** Directions **
Gather all lines containing the string "Square" and copy them out.
[START OF Task data]
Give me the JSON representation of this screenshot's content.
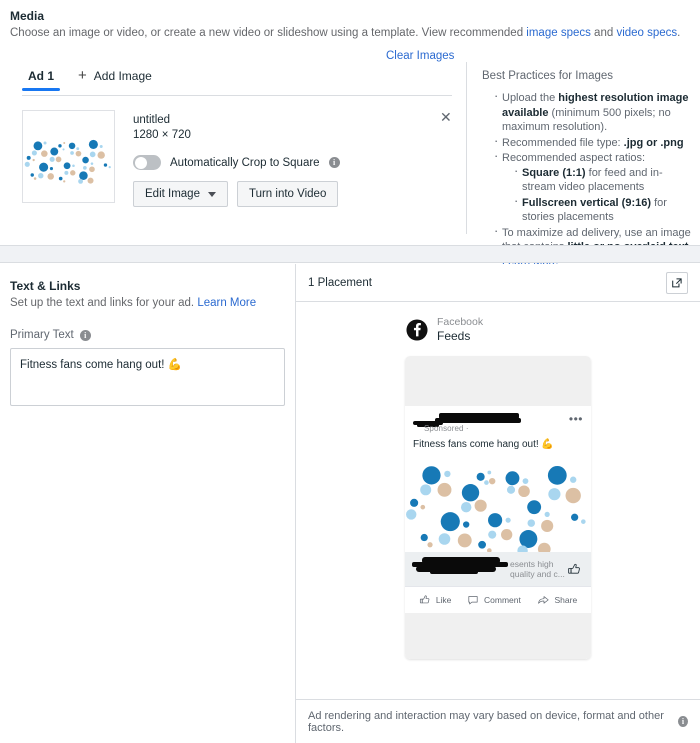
{
  "media": {
    "title": "Media",
    "subtitle_pre": "Choose an image or video, or create a new video or slideshow using a template. View recommended ",
    "link_image_specs": "image specs",
    "subtitle_mid": " and ",
    "link_video_specs": "video specs",
    "subtitle_end": ".",
    "clear_images": "Clear Images",
    "tab_ad1": "Ad 1",
    "add_image": "+ Add Image",
    "add_image_label": "Add Image",
    "close_glyph": "✕",
    "thumbnail": {
      "name": "untitled",
      "dimensions": "1280 × 720"
    },
    "crop_toggle_label": "Automatically Crop to Square",
    "crop_toggle_on": false,
    "edit_image_button": "Edit Image",
    "turn_into_video_button": "Turn into Video"
  },
  "best_practices": {
    "title": "Best Practices for Images",
    "items": [
      {
        "parts": [
          {
            "t": "Upload the ",
            "b": false
          },
          {
            "t": "highest resolution image available",
            "b": true
          },
          {
            "t": " (minimum 500 pixels; no maximum resolution).",
            "b": false
          }
        ]
      },
      {
        "parts": [
          {
            "t": "Recommended file type: ",
            "b": false
          },
          {
            "t": ".jpg or .png",
            "b": true
          }
        ]
      },
      {
        "parts": [
          {
            "t": "Recommended aspect ratios:",
            "b": false
          }
        ],
        "children": [
          {
            "parts": [
              {
                "t": "Square (1:1)",
                "b": true
              },
              {
                "t": " for feed and in-stream video placements",
                "b": false
              }
            ]
          },
          {
            "parts": [
              {
                "t": "Fullscreen vertical (9:16)",
                "b": true
              },
              {
                "t": " for stories placements",
                "b": false
              }
            ]
          }
        ]
      },
      {
        "parts": [
          {
            "t": "To maximize ad delivery, use an image that contains ",
            "b": false
          },
          {
            "t": "little or no overlaid text.",
            "b": true
          }
        ]
      }
    ],
    "learn_more": "Learn More"
  },
  "text_links": {
    "title": "Text & Links",
    "subtitle": "Set up the text and links for your ad. ",
    "learn_more": "Learn More",
    "primary_text_label": "Primary Text",
    "primary_text_value": "Fitness fans come hang out! 💪"
  },
  "preview": {
    "header_title": "1 Placement",
    "popout_icon": "external-link-icon",
    "platform_name": "Facebook",
    "platform_surface": "Feeds",
    "ad": {
      "sponsored_label": "Sponsored · ",
      "profile_name_redacted": true,
      "primary_text": "Fitness fans come hang out! 💪",
      "link_caption_visible": "esents high quality and c...",
      "link_caption_redacted": true,
      "more_options_glyph": "•••",
      "actions": [
        {
          "label": "Like",
          "icon": "thumbs-up-icon"
        },
        {
          "label": "Comment",
          "icon": "comment-icon"
        },
        {
          "label": "Share",
          "icon": "share-icon"
        }
      ]
    },
    "footer_note": "Ad rendering and interaction may vary based on device, format and other factors."
  },
  "colors": {
    "link": "#2b6ad0",
    "tab_active": "#1877f2",
    "dot_dark_blue": "#1779b6",
    "dot_light_blue": "#a9d6ef",
    "dot_tan": "#dcc0a4",
    "gray_placeholder": "#f0f0f0",
    "border": "#dadde1"
  }
}
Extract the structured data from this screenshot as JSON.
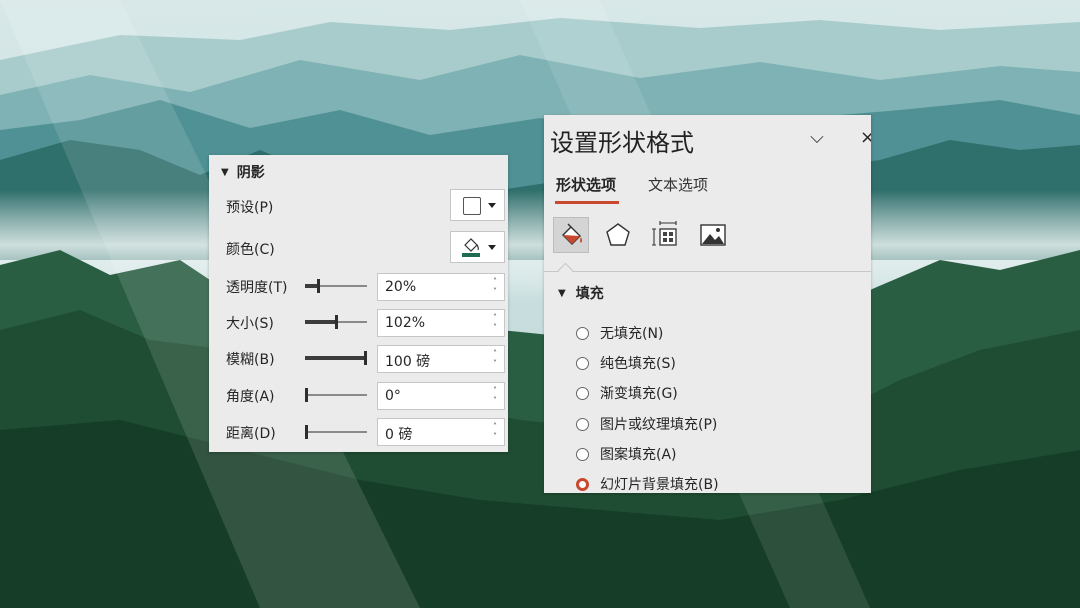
[END OF Task data]
** Exercise response **
    "crop_toggle_label": "Automatically Crop to Square",
                "t": "Square (1:1)",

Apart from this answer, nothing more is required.